Recorded data
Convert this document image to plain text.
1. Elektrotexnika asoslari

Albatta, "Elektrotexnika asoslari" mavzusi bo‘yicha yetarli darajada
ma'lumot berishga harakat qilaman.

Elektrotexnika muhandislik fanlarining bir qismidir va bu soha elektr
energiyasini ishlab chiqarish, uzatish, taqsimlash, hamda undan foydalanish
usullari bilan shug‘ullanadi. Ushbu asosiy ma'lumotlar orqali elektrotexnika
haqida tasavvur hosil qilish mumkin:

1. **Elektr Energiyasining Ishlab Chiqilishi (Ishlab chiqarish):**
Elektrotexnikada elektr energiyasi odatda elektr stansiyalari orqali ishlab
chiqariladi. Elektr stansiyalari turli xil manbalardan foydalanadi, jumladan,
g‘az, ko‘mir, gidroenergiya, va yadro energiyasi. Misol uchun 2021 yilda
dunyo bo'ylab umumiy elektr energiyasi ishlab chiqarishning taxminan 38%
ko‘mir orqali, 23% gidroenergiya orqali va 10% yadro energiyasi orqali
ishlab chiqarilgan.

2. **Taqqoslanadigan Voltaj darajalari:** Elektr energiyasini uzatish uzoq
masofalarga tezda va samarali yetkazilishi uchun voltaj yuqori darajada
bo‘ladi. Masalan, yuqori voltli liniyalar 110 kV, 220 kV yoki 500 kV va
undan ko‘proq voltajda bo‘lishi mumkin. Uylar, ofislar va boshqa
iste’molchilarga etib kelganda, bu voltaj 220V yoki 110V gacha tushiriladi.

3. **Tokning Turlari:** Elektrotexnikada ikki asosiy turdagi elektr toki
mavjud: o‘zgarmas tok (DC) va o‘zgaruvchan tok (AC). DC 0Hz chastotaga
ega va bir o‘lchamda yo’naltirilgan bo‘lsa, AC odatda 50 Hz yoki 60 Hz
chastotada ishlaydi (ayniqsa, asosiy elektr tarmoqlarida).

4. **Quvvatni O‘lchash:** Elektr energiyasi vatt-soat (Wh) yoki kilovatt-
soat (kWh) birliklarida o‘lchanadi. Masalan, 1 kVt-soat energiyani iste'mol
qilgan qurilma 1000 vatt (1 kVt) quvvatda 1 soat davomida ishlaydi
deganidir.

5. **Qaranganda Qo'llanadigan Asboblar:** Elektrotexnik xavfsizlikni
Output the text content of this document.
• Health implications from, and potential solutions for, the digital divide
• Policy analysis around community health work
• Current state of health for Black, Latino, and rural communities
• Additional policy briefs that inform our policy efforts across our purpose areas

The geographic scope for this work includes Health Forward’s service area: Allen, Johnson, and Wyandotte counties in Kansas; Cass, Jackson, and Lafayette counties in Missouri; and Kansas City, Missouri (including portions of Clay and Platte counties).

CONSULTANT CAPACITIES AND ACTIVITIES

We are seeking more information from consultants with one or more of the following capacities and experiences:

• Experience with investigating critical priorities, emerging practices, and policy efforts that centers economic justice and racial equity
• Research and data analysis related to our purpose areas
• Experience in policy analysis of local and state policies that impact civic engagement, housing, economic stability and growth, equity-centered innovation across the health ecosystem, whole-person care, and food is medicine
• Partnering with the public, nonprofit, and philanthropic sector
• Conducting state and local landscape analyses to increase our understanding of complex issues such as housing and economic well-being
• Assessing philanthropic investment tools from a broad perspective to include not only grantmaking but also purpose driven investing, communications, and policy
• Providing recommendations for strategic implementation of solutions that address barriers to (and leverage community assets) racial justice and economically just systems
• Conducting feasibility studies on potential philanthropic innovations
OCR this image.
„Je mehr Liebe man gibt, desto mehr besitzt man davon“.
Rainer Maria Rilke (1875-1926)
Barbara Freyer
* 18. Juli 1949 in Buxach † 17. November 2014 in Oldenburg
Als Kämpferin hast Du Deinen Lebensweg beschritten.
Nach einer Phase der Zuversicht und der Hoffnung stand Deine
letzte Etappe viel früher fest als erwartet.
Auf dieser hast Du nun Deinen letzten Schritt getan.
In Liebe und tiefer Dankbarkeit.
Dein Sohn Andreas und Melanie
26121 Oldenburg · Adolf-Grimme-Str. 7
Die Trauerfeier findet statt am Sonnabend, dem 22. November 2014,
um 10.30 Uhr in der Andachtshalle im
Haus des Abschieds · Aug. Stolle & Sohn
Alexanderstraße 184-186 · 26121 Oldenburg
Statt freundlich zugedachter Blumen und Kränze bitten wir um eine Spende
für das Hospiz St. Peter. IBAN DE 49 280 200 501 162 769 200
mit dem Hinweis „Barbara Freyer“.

The exercise:
Repeat the preceding lines exactly, please, every one of them.

Result of this task:
Convert this document image to plain text.
1. Elektrotexnika asoslari

Albatta, "Elektrotexnika asoslari" mavzusi bo‘yicha yetarli darajada
ma'lumot berishga harakat qilaman.

Elektrotexnika muhandislik fanlarining bir qismidir va bu soha elektr
energiyasini ishlab chiqarish, uzatish, taqsimlash, hamda undan foydalanish
usullari bilan shug‘ullanadi. Ushbu asosiy ma'lumotlar orqali elektrotexnika
haqida tasavvur hosil qilish mumkin:

1. **Elektr Energiyasining Ishlab Chiqilishi (Ishlab chiqarish):**
Elektrotexnikada elektr energiyasi odatda elektr stansiyalari orqali ishlab
chiqariladi. Elektr stansiyalari turli xil manbalardan foydalanadi, jumladan,
g‘az, ko‘mir, gidroenergiya, va yadro energiyasi. Misol uchun 2021 yilda
dunyo bo'ylab umumiy elektr energiyasi ishlab chiqarishning taxminan 38%
ko‘mir orqali, 23% gidroenergiya orqali va 10% yadro energiyasi orqali
ishlab chiqarilgan.

2. **Taqqoslanadigan Voltaj darajalari:** Elektr energiyasini uzatish uzoq
masofalarga tezda va samarali yetkazilishi uchun voltaj yuqori darajada
bo‘ladi. Masalan, yuqori voltli liniyalar 110 kV, 220 kV yoki 500 kV va
undan ko‘proq voltajda bo‘lishi mumkin. Uylar, ofislar va boshqa
iste’molchilarga etib kelganda, bu voltaj 220V yoki 110V gacha tushiriladi.

3. **Tokning Turlari:** Elektrotexnikada ikki asosiy turdagi elektr toki
mavjud: o‘zgarmas tok (DC) va o‘zgaruvchan tok (AC). DC 0Hz chastotaga
ega va bir o‘lchamda yo’naltirilgan bo‘lsa, AC odatda 50 Hz yoki 60 Hz
chastotada ishlaydi (ayniqsa, asosiy elektr tarmoqlarida).

4. **Quvvatni O‘lchash:** Elektr energiyasi vatt-soat (Wh) yoki kilovatt-
soat (kWh) birliklarida o‘lchanadi. Masalan, 1 kVt-soat energiyani iste'mol
qilgan qurilma 1000 vatt (1 kVt) quvvatda 1 soat davomida ishlaydi
deganidir.

5. **Qaranganda Qo'llanadigan Asboblar:** Elektrotexnik xavfsizlikni
Output the text content of this document.
• Health implications from, and potential solutions for, the digital divide
• Policy analysis around community health work
• Current state of health for Black, Latino, and rural communities
• Additional policy briefs that inform our policy efforts across our purpose areas

The geographic scope for this work includes Health Forward’s service area: Allen, Johnson, and Wyandotte counties in Kansas; Cass, Jackson, and Lafayette counties in Missouri; and Kansas City, Missouri (including portions of Clay and Platte counties).

CONSULTANT CAPACITIES AND ACTIVITIES

We are seeking more information from consultants with one or more of the following capacities and experiences:

• Experience with investigating critical priorities, emerging practices, and policy efforts that centers economic justice and racial equity
• Research and data analysis related to our purpose areas
• Experience in policy analysis of local and state policies that impact civic engagement, housing, economic stability and growth, equity-centered innovation across the health ecosystem, whole-person care, and food is medicine
• Partnering with the public, nonprofit, and philanthropic sector
• Conducting state and local landscape analyses to increase our understanding of complex issues such as housing and economic well-being
• Assessing philanthropic investment tools from a broad perspective to include not only grantmaking but also purpose driven investing, communications, and policy
• Providing recommendations for strategic implementation of solutions that address barriers to (and leverage community assets) racial justice and economically just systems
• Conducting feasibility studies on potential philanthropic innovations
OCR this image.
„Je mehr Liebe man gibt, desto mehr besitzt man davon“.
Rainer Maria Rilke (1875-1926)
Barbara Freyer
* 18. Juli 1949 in Buxach † 17. November 2014 in Oldenburg
Als Kämpferin hast Du Deinen Lebensweg beschritten.
Nach einer Phase der Zuversicht und der Hoffnung stand Deine
letzte Etappe viel früher fest als erwartet.
Auf dieser hast Du nun Deinen letzten Schritt getan.
In Liebe und tiefer Dankbarkeit.
Dein Sohn Andreas und Melanie
26121 Oldenburg · Adolf-Grimme-Str. 7
Die Trauerfeier findet statt am Sonnabend, dem 22. November 2014,
um 10.30 Uhr in der Andachtshalle im
Haus des Abschieds · Aug. Stolle & Sohn
Alexanderstraße 184-186 · 26121 Oldenburg
Statt freundlich zugedachter Blumen und Kränze bitten wir um eine Spende
für das Hospiz St. Peter. IBAN DE 49 280 200 501 162 769 200
mit dem Hinweis „Barbara Freyer“.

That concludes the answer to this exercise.